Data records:
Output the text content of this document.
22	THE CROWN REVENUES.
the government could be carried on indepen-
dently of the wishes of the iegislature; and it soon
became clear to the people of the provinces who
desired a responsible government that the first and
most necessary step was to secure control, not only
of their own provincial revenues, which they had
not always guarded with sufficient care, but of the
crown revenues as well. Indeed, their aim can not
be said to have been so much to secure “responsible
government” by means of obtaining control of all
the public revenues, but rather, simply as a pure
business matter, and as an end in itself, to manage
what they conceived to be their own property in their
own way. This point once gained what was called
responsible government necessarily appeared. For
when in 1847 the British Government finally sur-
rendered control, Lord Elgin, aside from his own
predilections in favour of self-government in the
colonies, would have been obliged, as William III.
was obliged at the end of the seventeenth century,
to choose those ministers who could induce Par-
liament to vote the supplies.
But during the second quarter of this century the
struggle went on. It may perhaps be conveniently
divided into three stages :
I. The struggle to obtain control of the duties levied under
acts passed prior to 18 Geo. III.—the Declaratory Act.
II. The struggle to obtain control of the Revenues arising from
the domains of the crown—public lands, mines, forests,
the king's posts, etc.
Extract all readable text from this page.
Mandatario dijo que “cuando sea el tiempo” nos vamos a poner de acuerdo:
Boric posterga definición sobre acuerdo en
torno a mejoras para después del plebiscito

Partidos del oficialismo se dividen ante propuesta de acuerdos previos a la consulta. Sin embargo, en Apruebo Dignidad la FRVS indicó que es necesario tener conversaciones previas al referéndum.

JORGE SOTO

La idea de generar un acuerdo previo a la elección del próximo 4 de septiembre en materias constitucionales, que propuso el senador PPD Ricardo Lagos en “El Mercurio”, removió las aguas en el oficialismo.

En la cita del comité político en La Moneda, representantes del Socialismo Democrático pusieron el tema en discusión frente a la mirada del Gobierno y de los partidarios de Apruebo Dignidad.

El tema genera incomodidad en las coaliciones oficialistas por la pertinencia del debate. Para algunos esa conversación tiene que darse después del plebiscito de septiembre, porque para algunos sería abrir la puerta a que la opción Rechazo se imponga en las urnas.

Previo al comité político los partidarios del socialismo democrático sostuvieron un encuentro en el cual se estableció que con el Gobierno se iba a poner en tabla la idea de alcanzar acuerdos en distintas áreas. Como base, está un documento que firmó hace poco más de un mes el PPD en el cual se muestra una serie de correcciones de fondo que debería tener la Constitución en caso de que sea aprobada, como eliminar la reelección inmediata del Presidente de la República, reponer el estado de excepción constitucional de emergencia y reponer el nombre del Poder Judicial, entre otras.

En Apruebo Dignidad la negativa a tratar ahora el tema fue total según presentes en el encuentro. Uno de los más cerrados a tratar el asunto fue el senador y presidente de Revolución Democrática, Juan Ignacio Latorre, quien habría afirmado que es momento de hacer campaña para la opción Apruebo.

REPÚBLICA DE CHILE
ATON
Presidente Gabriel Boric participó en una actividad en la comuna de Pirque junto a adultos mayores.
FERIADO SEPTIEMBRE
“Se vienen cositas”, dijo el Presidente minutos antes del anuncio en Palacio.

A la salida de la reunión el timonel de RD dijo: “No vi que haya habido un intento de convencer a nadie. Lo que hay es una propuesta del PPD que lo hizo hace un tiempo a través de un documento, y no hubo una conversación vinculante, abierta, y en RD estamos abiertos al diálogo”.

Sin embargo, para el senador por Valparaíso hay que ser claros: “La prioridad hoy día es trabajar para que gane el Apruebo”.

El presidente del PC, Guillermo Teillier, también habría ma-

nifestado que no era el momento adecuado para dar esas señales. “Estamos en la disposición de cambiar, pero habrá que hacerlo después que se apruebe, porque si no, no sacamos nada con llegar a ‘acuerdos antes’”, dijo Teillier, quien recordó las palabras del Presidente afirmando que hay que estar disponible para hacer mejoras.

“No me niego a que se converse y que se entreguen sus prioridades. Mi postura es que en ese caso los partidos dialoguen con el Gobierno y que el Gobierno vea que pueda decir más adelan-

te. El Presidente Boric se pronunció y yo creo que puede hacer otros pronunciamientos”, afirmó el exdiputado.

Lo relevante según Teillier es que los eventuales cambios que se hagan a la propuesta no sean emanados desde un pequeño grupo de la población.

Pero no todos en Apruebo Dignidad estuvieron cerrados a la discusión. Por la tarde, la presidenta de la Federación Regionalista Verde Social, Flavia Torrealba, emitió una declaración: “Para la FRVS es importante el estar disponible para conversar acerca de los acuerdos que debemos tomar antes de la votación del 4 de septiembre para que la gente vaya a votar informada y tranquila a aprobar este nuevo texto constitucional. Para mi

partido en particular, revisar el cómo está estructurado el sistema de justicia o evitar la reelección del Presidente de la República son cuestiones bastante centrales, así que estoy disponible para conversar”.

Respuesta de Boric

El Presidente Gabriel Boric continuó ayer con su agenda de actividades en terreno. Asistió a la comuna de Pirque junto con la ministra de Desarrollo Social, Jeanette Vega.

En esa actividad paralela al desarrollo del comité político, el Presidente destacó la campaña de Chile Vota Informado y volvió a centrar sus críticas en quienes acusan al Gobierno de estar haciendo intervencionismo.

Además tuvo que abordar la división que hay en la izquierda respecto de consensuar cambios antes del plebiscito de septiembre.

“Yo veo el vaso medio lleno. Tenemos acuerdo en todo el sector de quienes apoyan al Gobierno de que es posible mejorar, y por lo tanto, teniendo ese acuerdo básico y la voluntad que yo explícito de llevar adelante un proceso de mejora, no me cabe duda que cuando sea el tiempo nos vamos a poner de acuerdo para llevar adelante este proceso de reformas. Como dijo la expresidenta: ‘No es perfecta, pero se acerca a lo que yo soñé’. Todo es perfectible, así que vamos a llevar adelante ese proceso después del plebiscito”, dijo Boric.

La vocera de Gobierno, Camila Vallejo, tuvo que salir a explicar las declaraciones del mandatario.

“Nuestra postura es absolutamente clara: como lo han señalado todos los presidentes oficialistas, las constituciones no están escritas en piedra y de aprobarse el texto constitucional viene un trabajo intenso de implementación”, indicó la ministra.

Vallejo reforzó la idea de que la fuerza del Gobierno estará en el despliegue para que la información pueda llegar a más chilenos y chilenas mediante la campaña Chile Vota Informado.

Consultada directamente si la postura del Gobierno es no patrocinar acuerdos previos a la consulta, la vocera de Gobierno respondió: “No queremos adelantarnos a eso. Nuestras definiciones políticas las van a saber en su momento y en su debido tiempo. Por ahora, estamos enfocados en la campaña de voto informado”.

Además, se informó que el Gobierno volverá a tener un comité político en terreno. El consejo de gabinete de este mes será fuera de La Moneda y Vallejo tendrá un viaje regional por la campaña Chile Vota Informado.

Exercise prompt:
Among the entries above, how many lines hold the string "encuentro"? Respond with nothing but the number.

The reply:
2